DATA EXTRACT =
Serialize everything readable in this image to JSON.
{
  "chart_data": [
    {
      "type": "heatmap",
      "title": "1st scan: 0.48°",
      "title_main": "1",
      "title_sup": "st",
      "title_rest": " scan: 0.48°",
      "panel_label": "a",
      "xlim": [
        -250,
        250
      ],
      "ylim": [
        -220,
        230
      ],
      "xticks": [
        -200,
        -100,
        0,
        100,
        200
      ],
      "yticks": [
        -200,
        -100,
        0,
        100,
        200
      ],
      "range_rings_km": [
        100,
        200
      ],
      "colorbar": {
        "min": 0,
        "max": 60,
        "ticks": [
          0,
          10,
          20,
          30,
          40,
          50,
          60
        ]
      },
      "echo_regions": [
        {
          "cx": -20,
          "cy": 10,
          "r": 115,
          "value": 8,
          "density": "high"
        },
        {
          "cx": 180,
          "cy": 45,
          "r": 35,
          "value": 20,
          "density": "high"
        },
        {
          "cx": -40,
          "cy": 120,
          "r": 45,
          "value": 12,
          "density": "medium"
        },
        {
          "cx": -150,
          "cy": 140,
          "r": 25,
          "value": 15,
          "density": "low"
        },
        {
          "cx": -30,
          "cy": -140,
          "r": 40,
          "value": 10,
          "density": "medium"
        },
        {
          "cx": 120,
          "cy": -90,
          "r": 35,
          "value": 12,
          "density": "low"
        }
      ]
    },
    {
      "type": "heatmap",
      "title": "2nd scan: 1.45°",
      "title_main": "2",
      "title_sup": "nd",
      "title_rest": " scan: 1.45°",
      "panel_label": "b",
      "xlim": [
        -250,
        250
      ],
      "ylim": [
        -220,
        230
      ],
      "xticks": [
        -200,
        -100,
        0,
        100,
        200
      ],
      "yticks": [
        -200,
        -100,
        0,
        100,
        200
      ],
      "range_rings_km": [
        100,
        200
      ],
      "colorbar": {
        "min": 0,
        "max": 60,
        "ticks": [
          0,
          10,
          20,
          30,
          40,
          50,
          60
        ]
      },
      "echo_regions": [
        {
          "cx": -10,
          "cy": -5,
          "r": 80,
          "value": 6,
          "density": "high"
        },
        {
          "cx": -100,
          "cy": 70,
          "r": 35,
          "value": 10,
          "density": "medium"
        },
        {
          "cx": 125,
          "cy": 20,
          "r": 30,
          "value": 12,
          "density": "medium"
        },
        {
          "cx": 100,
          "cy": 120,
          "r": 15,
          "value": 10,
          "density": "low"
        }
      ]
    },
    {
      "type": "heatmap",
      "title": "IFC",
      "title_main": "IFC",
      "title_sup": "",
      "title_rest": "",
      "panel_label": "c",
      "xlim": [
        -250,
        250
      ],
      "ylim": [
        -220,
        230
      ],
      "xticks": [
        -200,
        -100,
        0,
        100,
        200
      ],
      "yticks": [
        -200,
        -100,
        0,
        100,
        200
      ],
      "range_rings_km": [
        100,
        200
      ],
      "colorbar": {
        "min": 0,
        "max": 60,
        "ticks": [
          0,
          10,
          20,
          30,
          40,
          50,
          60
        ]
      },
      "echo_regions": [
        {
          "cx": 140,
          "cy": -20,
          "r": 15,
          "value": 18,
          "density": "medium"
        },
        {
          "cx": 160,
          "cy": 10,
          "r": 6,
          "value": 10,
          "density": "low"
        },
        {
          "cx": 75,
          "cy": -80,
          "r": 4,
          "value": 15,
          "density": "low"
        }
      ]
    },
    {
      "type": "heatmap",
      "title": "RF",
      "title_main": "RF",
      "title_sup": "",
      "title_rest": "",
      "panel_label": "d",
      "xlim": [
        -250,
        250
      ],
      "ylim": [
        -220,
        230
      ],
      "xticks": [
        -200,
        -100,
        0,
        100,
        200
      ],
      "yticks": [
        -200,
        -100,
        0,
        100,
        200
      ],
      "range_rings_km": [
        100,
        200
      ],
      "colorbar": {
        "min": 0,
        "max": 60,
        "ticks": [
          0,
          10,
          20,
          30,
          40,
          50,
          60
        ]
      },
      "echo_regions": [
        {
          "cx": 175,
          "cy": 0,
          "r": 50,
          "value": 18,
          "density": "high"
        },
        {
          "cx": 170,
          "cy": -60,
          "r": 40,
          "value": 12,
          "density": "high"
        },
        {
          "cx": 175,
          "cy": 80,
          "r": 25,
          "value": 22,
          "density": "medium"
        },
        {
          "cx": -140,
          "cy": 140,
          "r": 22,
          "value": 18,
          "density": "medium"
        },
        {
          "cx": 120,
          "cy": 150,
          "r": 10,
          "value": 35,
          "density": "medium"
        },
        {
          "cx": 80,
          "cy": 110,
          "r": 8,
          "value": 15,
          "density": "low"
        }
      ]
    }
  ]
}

TASK BRIEF = Your task is to repeat every entry exactly.

ANSWER TO THE PROBLEM =
Serialize everything readable in this image to JSON.
{
  "chart_data": [
    {
      "type": "heatmap",
      "title": "1st scan: 0.48°",
      "title_main": "1",
      "title_sup": "st",
      "title_rest": " scan: 0.48°",
      "panel_label": "a",
      "xlim": [
        -250,
        250
      ],
      "ylim": [
        -220,
        230
      ],
      "xticks": [
        -200,
        -100,
        0,
        100,
        200
      ],
      "yticks": [
        -200,
        -100,
        0,
        100,
        200
      ],
      "range_rings_km": [
        100,
        200
      ],
      "colorbar": {
        "min": 0,
        "max": 60,
        "ticks": [
          0,
          10,
          20,
          30,
          40,
          50,
          60
        ]
      },
      "echo_regions": [
        {
          "cx": -20,
          "cy": 10,
          "r": 115,
          "value": 8,
          "density": "high"
        },
        {
          "cx": 180,
          "cy": 45,
          "r": 35,
          "value": 20,
          "density": "high"
        },
        {
          "cx": -40,
          "cy": 120,
          "r": 45,
          "value": 12,
          "density": "medium"
        },
        {
          "cx": -150,
          "cy": 140,
          "r": 25,
          "value": 15,
          "density": "low"
        },
        {
          "cx": -30,
          "cy": -140,
          "r": 40,
          "value": 10,
          "density": "medium"
        },
        {
          "cx": 120,
          "cy": -90,
          "r": 35,
          "value": 12,
          "density": "low"
        }
      ]
    },
    {
      "type": "heatmap",
      "title": "2nd scan: 1.45°",
      "title_main": "2",
      "title_sup": "nd",
      "title_rest": " scan: 1.45°",
      "panel_label": "b",
      "xlim": [
        -250,
        250
      ],
      "ylim": [
        -220,
        230
      ],
      "xticks": [
        -200,
        -100,
        0,
        100,
        200
      ],
      "yticks": [
        -200,
        -100,
        0,
        100,
        200
      ],
      "range_rings_km": [
        100,
        200
      ],
      "colorbar": {
        "min": 0,
        "max": 60,
        "ticks": [
          0,
          10,
          20,
          30,
          40,
          50,
          60
        ]
      },
      "echo_regions": [
        {
          "cx": -10,
          "cy": -5,
          "r": 80,
          "value": 6,
          "density": "high"
        },
        {
          "cx": -100,
          "cy": 70,
          "r": 35,
          "value": 10,
          "density": "medium"
        },
        {
          "cx": 125,
          "cy": 20,
          "r": 30,
          "value": 12,
          "density": "medium"
        },
        {
          "cx": 100,
          "cy": 120,
          "r": 15,
          "value": 10,
          "density": "low"
        }
      ]
    },
    {
      "type": "heatmap",
      "title": "IFC",
      "title_main": "IFC",
      "title_sup": "",
      "title_rest": "",
      "panel_label": "c",
      "xlim": [
        -250,
        250
      ],
      "ylim": [
        -220,
        230
      ],
      "xticks": [
        -200,
        -100,
        0,
        100,
        200
      ],
      "yticks": [
        -200,
        -100,
        0,
        100,
        200
      ],
      "range_rings_km": [
        100,
        200
      ],
      "colorbar": {
        "min": 0,
        "max": 60,
        "ticks": [
          0,
          10,
          20,
          30,
          40,
          50,
          60
        ]
      },
      "echo_regions": [
        {
          "cx": 140,
          "cy": -20,
          "r": 15,
          "value": 18,
          "density": "medium"
        },
        {
          "cx": 160,
          "cy": 10,
          "r": 6,
          "value": 10,
          "density": "low"
        },
        {
          "cx": 75,
          "cy": -80,
          "r": 4,
          "value": 15,
          "density": "low"
        }
      ]
    },
    {
      "type": "heatmap",
      "title": "RF",
      "title_main": "RF",
      "title_sup": "",
      "title_rest": "",
      "panel_label": "d",
      "xlim": [
        -250,
        250
      ],
      "ylim": [
        -220,
        230
      ],
      "xticks": [
        -200,
        -100,
        0,
        100,
        200
      ],
      "yticks": [
        -200,
        -100,
        0,
        100,
        200
      ],
      "range_rings_km": [
        100,
        200
      ],
      "colorbar": {
        "min": 0,
        "max": 60,
        "ticks": [
          0,
          10,
          20,
          30,
          40,
          50,
          60
        ]
      },
      "echo_regions": [
        {
          "cx": 175,
          "cy": 0,
          "r": 50,
          "value": 18,
          "density": "high"
        },
        {
          "cx": 170,
          "cy": -60,
          "r": 40,
          "value": 12,
          "density": "high"
        },
        {
          "cx": 175,
          "cy": 80,
          "r": 25,
          "value": 22,
          "density": "medium"
        },
        {
          "cx": -140,
          "cy": 140,
          "r": 22,
          "value": 18,
          "density": "medium"
        },
        {
          "cx": 120,
          "cy": 150,
          "r": 10,
          "value": 35,
          "density": "medium"
        },
        {
          "cx": 80,
          "cy": 110,
          "r": 8,
          "value": 15,
          "density": "low"
        }
      ]
    }
  ]
}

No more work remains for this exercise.